──────── Records to process ────────

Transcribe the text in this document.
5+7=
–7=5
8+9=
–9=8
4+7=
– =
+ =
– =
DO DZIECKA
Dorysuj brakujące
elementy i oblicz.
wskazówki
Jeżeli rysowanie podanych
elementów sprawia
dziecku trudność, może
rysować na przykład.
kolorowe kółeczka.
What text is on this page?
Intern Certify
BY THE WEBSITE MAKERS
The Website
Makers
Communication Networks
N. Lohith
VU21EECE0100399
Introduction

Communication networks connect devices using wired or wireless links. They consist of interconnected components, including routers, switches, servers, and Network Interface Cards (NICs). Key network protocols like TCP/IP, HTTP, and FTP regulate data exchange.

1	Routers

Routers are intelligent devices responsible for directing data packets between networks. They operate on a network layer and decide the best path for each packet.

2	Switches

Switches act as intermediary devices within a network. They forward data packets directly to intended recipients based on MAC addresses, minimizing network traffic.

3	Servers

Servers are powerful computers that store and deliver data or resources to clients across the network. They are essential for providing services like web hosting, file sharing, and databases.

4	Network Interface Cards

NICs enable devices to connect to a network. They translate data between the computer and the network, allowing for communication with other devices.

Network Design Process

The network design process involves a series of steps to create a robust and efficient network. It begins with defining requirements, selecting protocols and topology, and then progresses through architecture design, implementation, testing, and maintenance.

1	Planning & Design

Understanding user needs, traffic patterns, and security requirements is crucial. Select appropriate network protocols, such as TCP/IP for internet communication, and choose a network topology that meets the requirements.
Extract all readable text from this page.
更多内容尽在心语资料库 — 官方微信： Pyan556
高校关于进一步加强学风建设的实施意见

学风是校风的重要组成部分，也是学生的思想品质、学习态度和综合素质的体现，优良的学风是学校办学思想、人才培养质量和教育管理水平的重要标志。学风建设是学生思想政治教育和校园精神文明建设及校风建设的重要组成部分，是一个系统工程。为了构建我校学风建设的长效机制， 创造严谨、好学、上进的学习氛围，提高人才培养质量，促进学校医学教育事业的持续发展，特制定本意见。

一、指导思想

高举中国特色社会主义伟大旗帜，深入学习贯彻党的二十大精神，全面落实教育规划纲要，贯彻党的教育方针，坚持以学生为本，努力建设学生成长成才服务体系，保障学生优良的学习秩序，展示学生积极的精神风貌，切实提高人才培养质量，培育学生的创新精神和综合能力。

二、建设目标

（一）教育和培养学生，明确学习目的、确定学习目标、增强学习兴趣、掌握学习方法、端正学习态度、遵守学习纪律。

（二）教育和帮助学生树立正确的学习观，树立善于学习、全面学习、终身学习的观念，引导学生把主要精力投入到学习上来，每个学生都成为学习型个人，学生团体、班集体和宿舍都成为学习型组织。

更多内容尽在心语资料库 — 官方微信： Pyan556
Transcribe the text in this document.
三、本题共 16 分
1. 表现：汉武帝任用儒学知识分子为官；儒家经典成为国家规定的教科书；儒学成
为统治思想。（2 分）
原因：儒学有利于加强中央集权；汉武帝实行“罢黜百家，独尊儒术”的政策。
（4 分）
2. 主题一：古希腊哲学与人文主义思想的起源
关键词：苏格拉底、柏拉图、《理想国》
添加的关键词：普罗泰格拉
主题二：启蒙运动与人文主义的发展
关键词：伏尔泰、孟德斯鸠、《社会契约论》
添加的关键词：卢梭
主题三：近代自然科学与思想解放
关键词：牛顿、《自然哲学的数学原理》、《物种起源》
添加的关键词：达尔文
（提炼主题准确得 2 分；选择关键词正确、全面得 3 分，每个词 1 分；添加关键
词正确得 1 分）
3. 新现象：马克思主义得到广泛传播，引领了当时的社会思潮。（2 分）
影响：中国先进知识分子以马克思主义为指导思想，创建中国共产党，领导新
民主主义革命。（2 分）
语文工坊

────────

Across the entries above, how many lines contain "page"? Provide only the count.

2